▸ Data supplied:
** start **
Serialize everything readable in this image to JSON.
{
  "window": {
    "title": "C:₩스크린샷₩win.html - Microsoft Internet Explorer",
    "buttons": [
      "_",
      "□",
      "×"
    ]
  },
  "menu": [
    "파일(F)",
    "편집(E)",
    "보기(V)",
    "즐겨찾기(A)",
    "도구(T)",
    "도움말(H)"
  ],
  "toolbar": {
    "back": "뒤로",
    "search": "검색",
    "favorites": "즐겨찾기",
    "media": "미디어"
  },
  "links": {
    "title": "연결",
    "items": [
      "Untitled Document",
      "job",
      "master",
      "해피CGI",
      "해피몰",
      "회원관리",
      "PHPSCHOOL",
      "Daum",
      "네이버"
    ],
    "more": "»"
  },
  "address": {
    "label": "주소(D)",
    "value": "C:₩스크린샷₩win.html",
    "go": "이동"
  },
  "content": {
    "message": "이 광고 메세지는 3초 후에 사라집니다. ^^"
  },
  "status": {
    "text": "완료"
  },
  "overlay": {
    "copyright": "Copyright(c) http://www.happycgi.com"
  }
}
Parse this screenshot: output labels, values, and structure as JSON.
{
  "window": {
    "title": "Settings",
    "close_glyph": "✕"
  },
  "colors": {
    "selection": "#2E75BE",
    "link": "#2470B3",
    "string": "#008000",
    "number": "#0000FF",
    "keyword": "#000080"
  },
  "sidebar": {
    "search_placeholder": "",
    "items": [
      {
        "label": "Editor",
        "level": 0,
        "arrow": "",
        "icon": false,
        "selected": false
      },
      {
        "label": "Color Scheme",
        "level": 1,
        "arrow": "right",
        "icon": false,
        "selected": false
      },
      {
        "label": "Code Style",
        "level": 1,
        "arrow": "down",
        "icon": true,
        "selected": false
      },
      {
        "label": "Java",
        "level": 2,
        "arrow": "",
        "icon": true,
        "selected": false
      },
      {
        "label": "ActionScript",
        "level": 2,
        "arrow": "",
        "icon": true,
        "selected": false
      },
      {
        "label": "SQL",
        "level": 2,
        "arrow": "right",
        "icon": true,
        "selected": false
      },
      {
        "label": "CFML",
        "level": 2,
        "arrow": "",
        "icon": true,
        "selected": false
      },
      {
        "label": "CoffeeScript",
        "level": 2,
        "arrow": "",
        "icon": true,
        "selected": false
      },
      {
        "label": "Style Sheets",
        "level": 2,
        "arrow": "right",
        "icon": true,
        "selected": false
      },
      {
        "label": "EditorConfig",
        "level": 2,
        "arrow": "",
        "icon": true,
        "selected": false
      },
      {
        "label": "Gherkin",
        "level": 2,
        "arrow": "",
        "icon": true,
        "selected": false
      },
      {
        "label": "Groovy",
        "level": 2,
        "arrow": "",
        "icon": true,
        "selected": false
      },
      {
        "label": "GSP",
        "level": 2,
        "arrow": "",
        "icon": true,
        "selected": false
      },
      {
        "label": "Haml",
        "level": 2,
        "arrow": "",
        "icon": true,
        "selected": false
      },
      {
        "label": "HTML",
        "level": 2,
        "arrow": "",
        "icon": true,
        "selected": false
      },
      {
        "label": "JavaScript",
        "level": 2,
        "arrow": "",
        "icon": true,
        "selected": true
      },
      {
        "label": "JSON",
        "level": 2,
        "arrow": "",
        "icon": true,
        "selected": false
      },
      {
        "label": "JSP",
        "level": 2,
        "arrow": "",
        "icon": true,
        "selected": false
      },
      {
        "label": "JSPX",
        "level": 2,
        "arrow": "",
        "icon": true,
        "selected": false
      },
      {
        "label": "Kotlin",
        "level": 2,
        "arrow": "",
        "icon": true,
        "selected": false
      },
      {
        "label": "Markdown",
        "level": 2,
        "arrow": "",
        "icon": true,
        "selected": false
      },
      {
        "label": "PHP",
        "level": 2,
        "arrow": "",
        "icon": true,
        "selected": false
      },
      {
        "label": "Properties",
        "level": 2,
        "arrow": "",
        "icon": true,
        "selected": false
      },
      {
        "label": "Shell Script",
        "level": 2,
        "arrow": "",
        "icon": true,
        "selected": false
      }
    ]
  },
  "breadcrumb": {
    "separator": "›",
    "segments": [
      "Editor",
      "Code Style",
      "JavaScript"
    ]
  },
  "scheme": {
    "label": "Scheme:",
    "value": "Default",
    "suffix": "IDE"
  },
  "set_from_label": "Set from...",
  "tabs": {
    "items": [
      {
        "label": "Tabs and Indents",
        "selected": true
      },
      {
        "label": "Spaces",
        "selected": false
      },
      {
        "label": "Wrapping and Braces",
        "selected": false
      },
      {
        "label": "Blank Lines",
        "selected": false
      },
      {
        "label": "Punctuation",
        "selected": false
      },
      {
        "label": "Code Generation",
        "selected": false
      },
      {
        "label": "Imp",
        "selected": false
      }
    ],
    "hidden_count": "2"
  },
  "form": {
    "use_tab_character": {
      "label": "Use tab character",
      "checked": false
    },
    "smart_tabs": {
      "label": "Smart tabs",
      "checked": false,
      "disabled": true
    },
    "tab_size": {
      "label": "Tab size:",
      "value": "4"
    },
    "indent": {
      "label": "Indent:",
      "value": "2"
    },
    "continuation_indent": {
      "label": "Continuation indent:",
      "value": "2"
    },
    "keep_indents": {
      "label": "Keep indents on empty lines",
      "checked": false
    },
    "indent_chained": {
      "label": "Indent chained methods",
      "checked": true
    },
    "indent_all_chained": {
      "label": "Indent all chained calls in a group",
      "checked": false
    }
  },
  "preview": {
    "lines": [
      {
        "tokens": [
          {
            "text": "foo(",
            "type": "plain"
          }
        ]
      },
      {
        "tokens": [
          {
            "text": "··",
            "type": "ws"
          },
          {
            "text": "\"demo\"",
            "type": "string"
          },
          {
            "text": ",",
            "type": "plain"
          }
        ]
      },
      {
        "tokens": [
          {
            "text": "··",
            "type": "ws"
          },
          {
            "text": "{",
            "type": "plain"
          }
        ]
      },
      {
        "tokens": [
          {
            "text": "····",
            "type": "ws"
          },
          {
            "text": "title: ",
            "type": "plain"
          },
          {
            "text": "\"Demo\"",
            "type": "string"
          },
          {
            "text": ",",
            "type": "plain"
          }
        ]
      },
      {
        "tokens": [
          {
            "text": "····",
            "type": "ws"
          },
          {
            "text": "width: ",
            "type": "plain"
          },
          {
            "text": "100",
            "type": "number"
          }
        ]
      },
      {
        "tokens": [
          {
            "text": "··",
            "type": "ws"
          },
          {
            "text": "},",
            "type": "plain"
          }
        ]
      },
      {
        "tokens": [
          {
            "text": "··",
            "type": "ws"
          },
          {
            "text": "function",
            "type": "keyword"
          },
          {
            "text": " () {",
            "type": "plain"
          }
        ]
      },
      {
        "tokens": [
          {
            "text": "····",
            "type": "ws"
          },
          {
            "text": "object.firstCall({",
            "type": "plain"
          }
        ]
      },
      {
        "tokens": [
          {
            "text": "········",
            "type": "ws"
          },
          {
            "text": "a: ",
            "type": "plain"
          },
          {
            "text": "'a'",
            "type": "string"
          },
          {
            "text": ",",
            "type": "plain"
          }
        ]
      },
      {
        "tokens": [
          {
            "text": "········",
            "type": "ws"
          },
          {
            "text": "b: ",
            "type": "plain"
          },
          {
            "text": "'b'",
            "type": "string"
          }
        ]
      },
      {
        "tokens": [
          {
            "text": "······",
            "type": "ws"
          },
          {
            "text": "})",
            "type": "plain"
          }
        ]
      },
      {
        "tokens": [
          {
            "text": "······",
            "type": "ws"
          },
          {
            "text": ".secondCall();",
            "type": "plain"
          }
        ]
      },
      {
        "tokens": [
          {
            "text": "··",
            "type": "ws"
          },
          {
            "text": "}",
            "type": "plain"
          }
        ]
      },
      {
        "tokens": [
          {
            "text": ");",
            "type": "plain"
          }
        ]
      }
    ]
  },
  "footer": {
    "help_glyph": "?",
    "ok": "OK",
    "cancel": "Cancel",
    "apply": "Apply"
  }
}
** end **
Search the listing for the word "JSON" and return each line that holds it.

Serialize everything readable in this image to JSON.
Parse this screenshot: output labels, values, and structure as JSON.
        "label": "JSON",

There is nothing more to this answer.